* Directions
Locate the word "person" in the data below, then copy every line that holds it.

* Data section
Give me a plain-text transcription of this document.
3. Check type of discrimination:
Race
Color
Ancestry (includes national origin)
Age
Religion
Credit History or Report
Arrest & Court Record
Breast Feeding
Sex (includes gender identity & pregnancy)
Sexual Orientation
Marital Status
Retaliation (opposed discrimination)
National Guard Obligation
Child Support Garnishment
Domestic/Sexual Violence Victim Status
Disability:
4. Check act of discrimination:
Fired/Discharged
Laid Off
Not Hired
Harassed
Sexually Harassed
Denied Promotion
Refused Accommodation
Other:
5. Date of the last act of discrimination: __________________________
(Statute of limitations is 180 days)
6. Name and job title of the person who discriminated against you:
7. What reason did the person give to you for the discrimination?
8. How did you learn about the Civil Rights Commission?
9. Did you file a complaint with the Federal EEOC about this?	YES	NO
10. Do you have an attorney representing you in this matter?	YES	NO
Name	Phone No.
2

* Exercise result
6. Name and job title of the person who discriminated against you:
7. What reason did the person give to you for the discrimination?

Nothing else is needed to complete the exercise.